§ **What you should do**
In the listing below, locate the lines bearing the word "Billy". Copy every one of them.

§ **Given data**
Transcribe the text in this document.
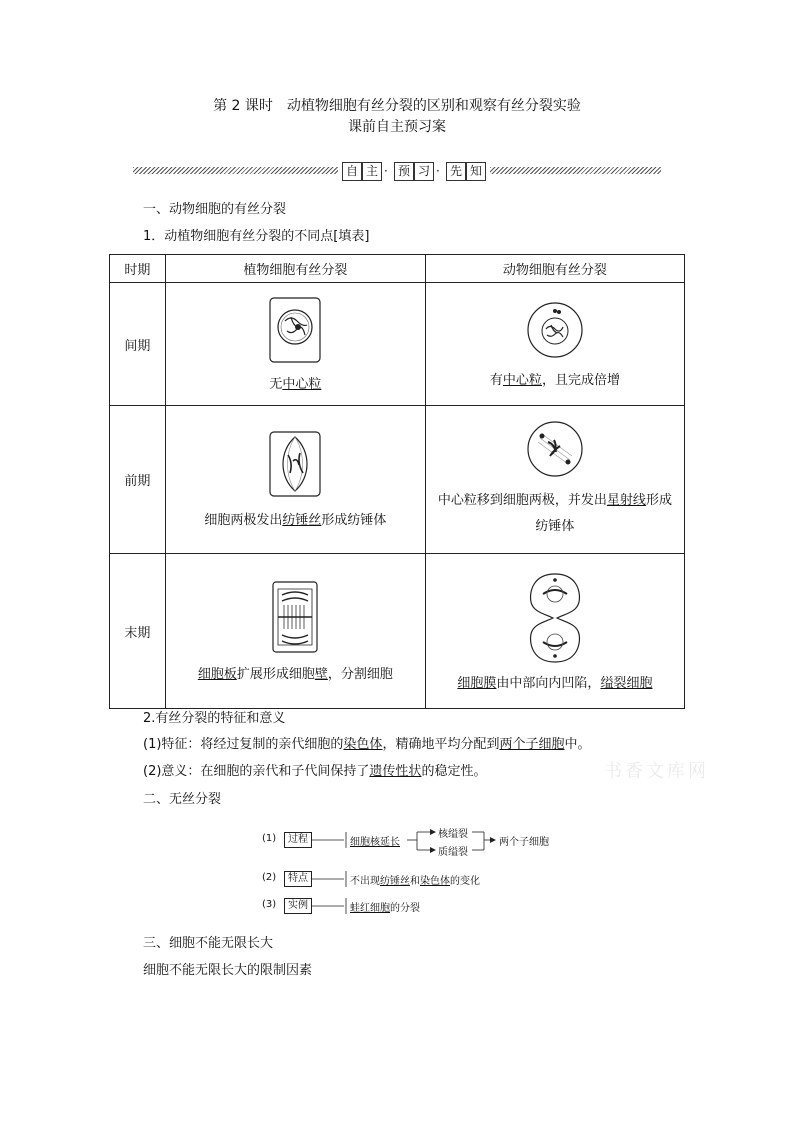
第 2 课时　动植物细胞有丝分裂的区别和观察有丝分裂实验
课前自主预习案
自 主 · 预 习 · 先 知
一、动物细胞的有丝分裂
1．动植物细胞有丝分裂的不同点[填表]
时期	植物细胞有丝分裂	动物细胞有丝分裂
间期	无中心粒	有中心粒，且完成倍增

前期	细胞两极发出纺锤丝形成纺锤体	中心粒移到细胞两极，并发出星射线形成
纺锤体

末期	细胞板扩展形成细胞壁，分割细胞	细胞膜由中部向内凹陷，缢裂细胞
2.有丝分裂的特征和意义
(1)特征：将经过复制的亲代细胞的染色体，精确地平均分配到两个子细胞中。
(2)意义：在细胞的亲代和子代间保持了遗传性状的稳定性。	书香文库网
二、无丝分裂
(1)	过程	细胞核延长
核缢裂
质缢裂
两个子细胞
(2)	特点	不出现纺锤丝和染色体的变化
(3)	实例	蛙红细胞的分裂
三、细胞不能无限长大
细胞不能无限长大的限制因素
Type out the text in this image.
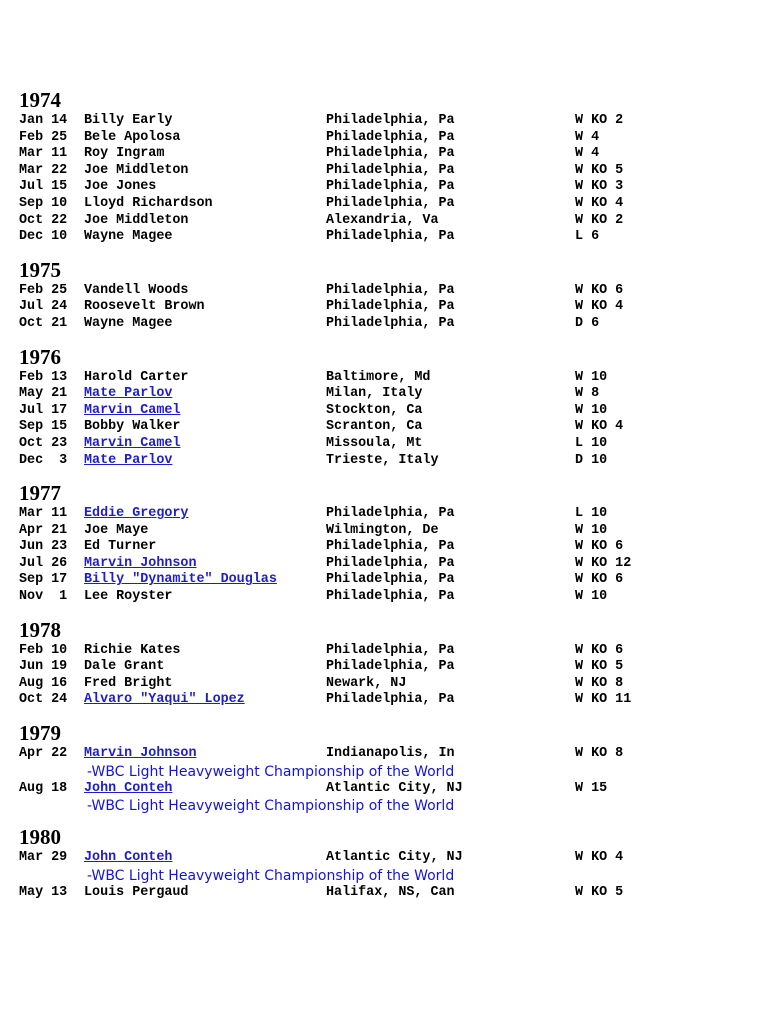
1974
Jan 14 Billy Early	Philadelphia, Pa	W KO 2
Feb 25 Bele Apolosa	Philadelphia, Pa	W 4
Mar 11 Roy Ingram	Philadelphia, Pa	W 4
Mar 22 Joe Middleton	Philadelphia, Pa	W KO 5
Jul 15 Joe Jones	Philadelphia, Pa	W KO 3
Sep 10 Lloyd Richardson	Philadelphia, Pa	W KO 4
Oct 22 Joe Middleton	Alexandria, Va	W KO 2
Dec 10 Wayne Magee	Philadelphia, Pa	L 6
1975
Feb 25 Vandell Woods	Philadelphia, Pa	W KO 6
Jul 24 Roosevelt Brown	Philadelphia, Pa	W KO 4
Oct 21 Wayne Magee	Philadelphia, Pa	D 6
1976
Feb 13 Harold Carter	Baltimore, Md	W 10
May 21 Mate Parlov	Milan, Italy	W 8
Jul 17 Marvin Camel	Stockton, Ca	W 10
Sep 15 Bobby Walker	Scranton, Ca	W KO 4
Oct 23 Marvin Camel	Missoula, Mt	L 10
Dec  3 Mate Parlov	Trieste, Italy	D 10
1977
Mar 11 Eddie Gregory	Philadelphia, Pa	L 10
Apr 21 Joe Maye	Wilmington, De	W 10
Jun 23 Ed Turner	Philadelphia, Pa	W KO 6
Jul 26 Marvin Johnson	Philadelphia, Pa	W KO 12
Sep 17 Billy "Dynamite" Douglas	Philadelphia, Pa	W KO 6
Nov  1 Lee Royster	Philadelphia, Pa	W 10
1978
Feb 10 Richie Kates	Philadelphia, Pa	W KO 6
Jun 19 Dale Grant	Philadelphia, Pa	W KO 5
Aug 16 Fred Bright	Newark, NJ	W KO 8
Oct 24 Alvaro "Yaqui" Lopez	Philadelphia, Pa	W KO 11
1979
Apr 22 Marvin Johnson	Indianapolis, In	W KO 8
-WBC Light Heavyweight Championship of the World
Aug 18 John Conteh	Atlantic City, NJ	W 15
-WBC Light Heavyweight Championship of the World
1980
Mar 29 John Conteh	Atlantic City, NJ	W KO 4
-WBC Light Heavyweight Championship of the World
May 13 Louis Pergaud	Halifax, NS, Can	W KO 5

§ **Answer for this exercise**
Jan 14 Billy Early	Philadelphia, Pa	W KO 2
Sep 17 Billy "Dynamite" Douglas	Philadelphia, Pa	W KO 6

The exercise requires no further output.